:: TASK TO COMPLETE ::
From the listing below, pull out the lines that hold "average".

# # # #

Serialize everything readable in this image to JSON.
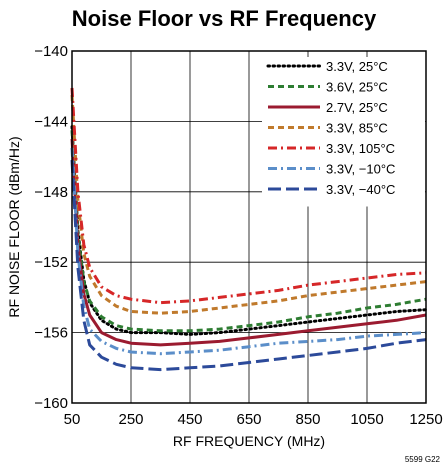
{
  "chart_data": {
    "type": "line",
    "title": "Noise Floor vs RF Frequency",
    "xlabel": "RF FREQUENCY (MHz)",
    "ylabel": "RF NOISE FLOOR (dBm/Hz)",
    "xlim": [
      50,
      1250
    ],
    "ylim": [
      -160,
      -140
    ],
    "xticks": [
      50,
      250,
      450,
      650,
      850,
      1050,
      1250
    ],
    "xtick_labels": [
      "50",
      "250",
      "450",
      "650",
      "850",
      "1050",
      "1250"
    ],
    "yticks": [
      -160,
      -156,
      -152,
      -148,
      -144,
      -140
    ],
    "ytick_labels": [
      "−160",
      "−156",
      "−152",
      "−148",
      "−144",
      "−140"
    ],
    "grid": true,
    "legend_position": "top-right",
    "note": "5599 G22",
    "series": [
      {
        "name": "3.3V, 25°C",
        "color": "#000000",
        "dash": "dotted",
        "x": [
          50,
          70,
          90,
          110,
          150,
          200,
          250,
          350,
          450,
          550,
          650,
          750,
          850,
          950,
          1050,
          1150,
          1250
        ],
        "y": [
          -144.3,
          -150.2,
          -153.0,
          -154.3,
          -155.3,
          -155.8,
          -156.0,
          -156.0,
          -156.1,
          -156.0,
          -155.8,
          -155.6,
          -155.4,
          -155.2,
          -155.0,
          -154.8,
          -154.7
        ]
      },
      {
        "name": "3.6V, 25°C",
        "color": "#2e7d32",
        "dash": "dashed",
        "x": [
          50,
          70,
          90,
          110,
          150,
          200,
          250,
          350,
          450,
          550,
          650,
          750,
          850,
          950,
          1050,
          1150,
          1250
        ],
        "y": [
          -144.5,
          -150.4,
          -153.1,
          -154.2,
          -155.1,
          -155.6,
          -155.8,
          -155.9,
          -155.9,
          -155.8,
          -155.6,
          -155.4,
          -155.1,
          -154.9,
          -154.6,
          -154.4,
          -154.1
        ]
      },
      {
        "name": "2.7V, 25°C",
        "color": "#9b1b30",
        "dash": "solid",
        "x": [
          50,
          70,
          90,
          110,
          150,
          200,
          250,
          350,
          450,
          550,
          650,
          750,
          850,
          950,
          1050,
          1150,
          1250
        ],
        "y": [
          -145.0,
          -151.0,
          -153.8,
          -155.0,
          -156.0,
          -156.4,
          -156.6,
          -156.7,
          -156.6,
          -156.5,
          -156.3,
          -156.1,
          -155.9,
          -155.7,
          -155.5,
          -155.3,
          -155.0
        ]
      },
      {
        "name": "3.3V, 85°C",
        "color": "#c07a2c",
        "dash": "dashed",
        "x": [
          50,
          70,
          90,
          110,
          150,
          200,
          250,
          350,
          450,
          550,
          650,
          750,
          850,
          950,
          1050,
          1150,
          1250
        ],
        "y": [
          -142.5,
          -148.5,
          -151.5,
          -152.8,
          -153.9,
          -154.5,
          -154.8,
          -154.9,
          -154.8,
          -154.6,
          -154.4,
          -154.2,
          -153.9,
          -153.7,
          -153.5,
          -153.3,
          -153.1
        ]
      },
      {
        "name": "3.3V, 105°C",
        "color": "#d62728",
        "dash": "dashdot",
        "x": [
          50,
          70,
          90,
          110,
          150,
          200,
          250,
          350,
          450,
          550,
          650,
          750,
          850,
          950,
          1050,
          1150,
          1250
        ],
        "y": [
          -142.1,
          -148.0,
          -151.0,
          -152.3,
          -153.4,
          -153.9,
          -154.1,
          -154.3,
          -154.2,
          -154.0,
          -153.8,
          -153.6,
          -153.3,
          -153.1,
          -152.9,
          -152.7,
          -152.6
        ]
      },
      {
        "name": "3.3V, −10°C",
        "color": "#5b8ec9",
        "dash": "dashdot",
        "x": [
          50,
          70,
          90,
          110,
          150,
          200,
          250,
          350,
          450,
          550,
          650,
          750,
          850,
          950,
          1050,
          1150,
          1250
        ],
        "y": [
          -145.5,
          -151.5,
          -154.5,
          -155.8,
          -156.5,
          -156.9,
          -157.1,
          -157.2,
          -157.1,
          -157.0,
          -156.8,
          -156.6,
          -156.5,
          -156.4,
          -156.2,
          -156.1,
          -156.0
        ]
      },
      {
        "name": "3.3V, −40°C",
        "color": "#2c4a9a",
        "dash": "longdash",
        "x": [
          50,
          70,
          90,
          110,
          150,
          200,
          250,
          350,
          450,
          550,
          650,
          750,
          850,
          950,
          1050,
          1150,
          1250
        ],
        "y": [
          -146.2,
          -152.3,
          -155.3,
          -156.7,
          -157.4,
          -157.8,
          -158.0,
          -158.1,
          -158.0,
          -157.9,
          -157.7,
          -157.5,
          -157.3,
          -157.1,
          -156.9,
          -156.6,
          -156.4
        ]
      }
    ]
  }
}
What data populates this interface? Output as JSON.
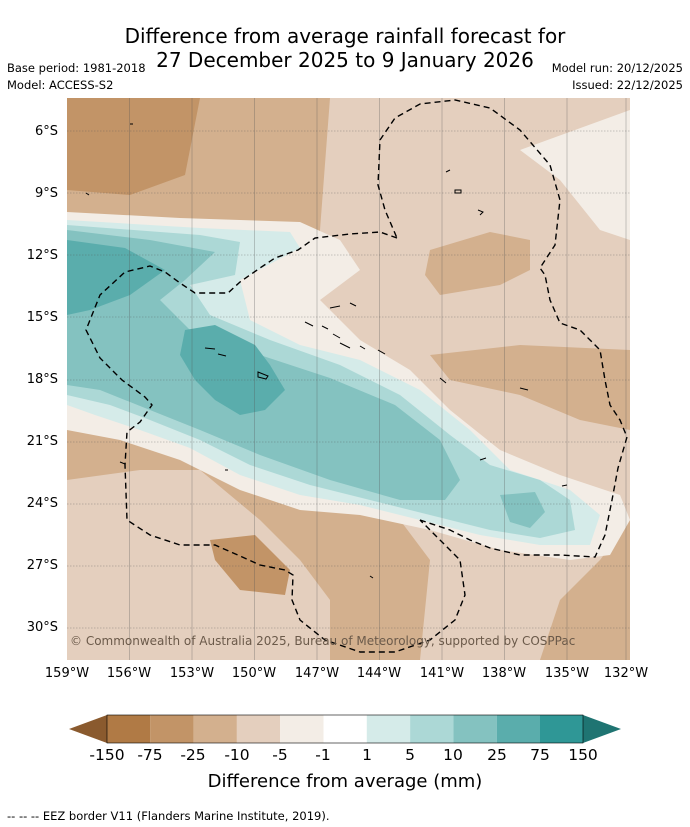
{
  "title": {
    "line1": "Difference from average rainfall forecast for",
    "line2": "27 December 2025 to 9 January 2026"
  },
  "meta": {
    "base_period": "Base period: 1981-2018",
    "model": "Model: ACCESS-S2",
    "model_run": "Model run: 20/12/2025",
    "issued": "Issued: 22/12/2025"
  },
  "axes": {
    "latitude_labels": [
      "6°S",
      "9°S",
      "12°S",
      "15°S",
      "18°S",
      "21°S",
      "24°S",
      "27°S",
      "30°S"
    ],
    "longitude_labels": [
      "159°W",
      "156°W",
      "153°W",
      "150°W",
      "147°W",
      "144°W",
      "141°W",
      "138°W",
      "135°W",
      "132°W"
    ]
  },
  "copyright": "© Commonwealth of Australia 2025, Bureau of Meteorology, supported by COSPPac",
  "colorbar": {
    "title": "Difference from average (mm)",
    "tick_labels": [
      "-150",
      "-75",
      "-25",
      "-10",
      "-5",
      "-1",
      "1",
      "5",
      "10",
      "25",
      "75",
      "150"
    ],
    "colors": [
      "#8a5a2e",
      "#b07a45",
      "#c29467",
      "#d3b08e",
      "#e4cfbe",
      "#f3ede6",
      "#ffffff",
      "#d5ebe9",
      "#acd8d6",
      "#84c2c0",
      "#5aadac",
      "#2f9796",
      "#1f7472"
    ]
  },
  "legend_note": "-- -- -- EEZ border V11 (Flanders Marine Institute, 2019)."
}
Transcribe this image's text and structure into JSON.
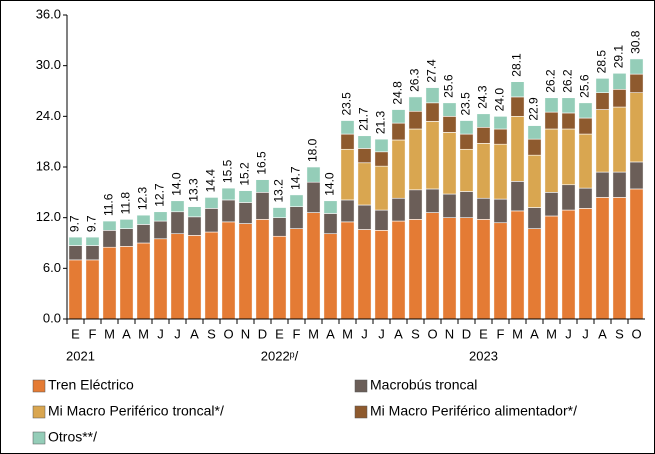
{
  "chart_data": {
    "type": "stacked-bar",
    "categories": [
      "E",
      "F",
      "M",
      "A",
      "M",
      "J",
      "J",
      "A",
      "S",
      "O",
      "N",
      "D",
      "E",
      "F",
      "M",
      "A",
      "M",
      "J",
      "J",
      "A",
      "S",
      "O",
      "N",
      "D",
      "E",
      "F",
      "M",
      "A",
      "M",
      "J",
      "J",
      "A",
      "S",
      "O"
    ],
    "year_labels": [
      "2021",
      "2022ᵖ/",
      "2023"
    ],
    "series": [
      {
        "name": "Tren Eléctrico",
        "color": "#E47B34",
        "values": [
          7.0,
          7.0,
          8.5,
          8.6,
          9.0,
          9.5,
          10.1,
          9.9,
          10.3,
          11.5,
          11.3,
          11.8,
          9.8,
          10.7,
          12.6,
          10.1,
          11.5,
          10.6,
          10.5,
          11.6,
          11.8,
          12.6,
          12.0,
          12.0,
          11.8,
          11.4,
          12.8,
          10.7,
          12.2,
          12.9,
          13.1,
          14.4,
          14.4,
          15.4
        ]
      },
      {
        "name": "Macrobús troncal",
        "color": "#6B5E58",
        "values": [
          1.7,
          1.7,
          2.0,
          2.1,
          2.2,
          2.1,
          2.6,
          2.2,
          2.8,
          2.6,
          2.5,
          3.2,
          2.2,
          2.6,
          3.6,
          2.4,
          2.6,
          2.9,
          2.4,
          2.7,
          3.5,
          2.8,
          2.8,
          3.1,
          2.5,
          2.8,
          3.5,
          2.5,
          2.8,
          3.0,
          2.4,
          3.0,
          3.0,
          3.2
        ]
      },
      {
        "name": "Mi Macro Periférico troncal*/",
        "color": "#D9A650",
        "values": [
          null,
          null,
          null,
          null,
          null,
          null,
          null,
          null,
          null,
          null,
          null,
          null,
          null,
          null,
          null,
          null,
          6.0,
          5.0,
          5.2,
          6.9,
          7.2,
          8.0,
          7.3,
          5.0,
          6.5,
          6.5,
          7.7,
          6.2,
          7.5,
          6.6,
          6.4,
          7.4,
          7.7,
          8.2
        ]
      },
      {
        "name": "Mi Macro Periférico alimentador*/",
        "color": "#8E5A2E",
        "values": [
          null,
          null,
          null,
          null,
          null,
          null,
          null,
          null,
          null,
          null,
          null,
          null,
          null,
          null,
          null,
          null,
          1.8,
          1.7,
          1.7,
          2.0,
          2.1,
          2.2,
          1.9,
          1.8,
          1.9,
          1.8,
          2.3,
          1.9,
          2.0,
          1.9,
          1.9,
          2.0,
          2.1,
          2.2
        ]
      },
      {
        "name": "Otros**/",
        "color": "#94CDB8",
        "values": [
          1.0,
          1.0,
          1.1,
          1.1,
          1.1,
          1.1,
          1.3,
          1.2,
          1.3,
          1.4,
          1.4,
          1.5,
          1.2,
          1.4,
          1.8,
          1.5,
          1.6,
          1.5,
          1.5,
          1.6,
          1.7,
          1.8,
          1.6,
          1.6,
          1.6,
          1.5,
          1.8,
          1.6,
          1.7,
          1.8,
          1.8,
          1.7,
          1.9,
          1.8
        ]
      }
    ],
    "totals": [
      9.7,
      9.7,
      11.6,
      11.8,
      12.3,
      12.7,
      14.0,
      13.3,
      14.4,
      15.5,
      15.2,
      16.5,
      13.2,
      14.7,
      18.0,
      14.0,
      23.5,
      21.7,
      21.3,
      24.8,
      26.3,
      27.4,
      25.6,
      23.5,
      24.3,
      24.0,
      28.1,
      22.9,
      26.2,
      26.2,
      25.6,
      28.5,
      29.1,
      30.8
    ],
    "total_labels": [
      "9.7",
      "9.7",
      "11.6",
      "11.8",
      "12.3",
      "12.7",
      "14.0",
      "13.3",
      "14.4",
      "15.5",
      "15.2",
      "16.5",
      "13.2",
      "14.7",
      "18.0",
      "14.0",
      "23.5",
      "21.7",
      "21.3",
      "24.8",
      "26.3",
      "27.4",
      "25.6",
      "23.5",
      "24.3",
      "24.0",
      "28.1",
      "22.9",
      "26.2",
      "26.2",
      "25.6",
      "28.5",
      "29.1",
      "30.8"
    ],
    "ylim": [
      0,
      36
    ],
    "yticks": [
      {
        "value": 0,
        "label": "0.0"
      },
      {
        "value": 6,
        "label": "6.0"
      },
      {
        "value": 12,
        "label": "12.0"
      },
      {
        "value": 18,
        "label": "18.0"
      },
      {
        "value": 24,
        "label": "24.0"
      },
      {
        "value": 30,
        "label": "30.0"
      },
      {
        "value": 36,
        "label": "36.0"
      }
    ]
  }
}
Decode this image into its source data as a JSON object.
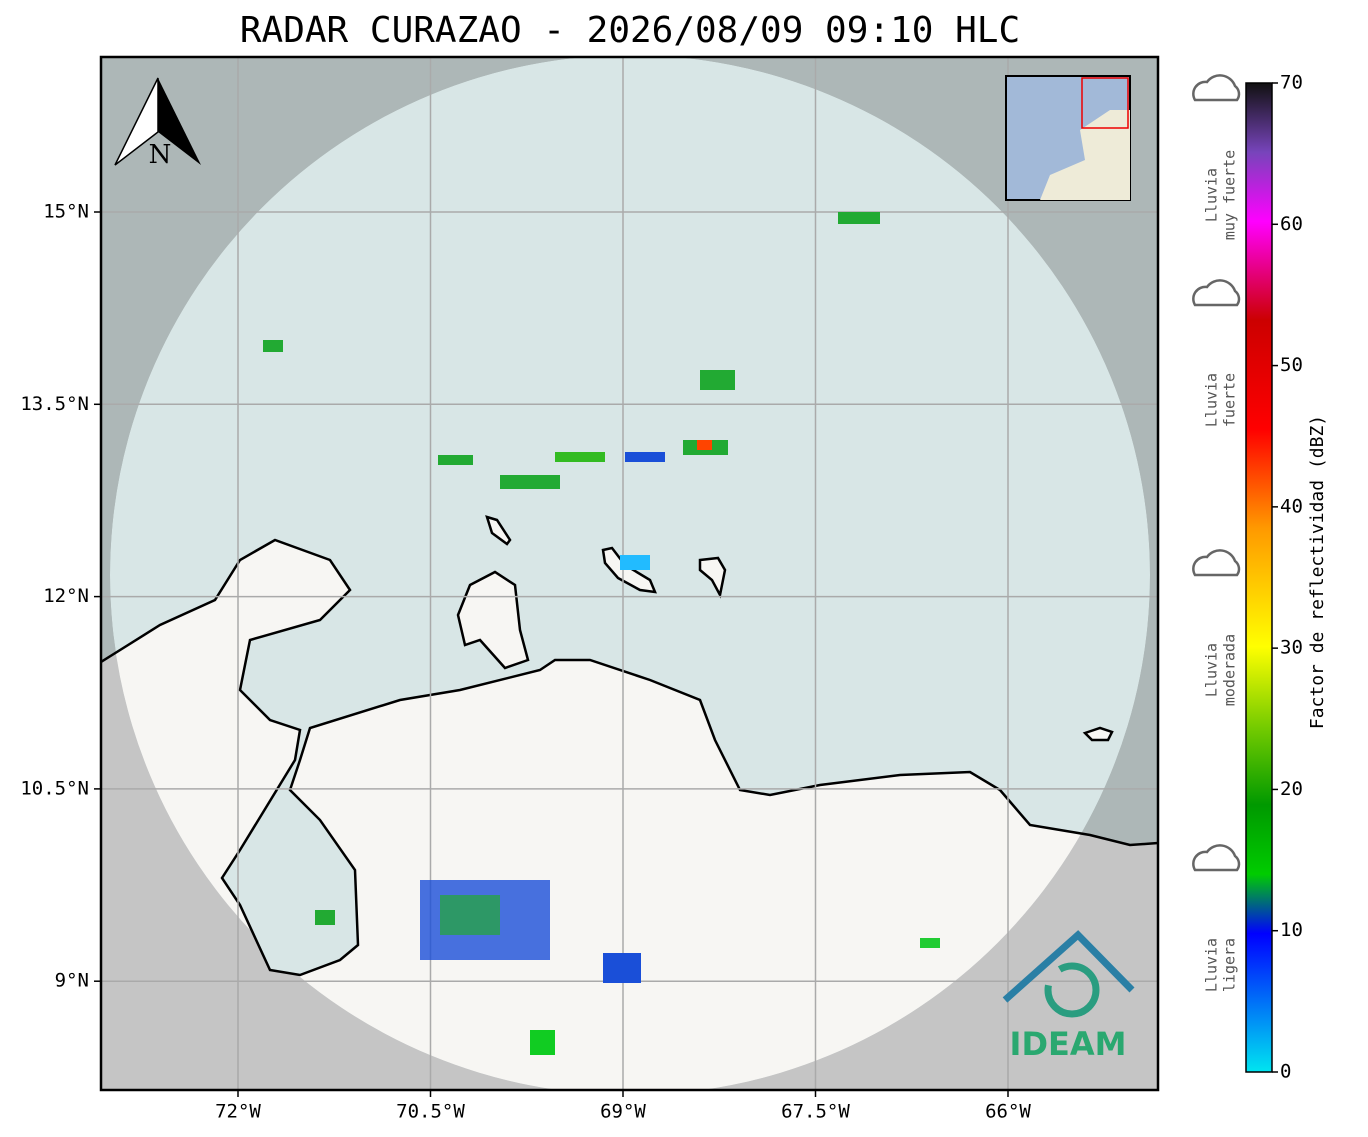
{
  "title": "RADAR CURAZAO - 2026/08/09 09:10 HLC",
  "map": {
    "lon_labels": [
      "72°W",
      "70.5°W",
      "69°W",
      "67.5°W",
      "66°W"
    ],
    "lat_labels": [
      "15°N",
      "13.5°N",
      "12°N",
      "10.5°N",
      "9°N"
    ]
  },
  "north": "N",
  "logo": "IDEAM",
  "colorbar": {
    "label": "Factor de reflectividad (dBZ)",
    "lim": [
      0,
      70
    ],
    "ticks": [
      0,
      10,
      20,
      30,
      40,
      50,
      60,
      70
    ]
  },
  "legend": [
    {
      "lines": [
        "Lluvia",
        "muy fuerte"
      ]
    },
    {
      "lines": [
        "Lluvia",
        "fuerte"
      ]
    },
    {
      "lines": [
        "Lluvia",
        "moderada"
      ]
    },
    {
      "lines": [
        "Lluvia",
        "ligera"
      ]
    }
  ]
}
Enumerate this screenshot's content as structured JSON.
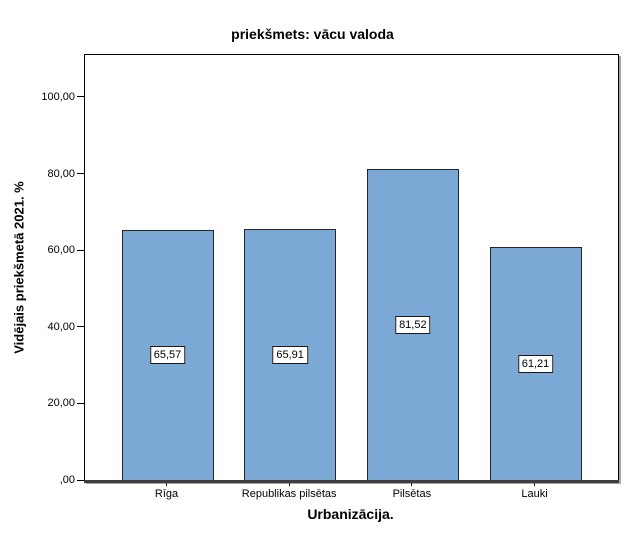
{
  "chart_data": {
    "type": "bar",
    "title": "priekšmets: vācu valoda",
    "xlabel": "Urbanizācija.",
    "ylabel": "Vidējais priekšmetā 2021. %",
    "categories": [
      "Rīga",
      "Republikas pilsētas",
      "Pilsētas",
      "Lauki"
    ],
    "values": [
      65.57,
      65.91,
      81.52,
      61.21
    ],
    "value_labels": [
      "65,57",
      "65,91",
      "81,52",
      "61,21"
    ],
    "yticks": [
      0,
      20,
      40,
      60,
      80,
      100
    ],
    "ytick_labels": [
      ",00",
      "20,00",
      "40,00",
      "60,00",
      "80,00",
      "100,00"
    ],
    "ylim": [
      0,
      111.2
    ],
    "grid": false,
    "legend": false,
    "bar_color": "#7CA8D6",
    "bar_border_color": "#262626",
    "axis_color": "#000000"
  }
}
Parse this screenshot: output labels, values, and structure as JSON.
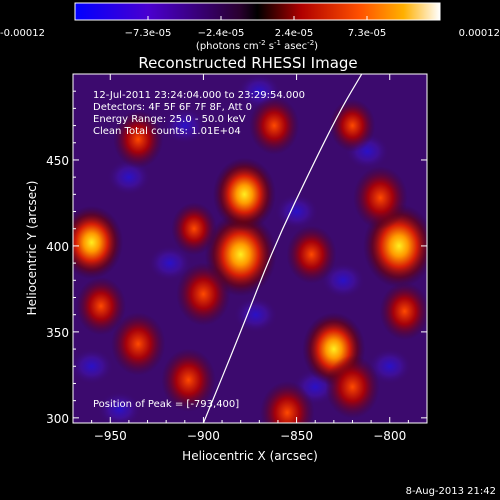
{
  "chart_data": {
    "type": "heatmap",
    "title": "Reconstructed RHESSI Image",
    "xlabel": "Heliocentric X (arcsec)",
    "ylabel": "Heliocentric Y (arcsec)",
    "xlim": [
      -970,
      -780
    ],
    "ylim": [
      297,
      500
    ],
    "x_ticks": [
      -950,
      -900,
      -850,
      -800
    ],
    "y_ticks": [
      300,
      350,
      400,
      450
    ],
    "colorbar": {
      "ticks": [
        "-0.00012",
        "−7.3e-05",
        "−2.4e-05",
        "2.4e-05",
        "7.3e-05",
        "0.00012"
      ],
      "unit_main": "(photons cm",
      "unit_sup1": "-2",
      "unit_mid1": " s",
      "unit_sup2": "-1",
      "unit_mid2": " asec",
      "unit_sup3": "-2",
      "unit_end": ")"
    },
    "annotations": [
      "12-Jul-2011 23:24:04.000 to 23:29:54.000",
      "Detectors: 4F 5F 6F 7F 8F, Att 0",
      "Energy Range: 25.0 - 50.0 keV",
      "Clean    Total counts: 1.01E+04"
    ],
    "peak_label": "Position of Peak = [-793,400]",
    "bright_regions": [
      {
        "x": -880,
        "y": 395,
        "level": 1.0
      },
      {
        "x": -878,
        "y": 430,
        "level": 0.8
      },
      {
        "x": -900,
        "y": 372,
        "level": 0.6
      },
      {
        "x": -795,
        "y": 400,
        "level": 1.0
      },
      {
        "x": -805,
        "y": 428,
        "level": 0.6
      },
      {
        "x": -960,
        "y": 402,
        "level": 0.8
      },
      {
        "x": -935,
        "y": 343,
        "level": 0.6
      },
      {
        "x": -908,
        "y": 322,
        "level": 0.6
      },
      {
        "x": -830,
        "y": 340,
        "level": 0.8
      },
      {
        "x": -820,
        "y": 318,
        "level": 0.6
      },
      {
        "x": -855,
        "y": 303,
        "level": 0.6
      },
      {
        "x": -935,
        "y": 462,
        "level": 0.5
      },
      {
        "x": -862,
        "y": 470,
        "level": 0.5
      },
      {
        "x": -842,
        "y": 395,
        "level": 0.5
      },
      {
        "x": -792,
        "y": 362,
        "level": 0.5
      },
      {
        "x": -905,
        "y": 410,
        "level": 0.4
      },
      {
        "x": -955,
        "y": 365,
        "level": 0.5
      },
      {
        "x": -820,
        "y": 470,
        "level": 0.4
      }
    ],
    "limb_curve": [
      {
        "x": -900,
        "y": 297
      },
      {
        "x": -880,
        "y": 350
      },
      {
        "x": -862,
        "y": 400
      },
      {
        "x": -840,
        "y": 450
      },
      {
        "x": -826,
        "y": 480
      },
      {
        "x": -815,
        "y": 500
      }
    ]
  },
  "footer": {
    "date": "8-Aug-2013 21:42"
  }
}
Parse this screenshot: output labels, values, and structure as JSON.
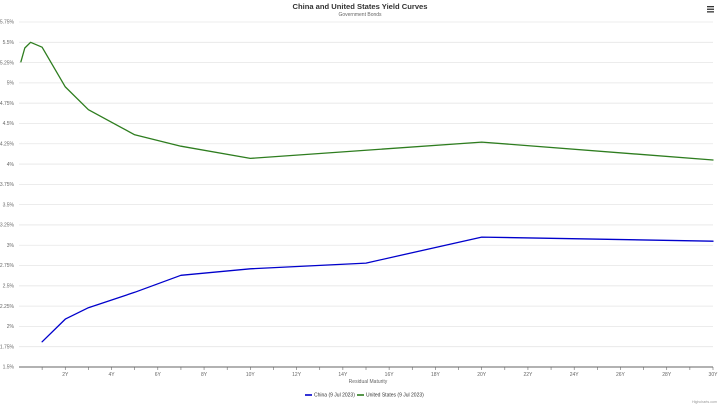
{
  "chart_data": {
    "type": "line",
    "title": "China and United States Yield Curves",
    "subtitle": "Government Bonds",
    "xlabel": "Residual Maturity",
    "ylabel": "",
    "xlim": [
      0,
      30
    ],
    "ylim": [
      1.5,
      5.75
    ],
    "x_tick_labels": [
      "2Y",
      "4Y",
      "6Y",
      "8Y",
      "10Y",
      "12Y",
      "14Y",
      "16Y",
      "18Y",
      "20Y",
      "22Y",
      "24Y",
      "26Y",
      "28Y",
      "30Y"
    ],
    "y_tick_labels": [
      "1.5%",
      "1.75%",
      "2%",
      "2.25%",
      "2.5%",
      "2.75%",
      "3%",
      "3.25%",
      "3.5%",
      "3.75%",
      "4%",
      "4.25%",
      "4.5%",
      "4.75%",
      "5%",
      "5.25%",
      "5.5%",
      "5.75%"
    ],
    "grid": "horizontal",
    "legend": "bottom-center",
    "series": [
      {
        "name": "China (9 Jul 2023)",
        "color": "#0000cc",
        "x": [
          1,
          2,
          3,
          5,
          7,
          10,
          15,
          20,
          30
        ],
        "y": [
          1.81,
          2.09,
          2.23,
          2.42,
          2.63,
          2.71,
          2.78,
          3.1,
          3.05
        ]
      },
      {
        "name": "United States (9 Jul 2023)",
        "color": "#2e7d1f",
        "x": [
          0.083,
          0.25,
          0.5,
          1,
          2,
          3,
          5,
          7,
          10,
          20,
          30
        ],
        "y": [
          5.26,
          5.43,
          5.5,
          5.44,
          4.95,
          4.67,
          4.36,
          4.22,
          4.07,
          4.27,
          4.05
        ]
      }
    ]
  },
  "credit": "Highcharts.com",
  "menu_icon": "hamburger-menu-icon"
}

# # # #

:: RESPONSE BELOW ::
    "line1": "Difference from average rainfall forecast for",
    "title": "Difference from average (mm)",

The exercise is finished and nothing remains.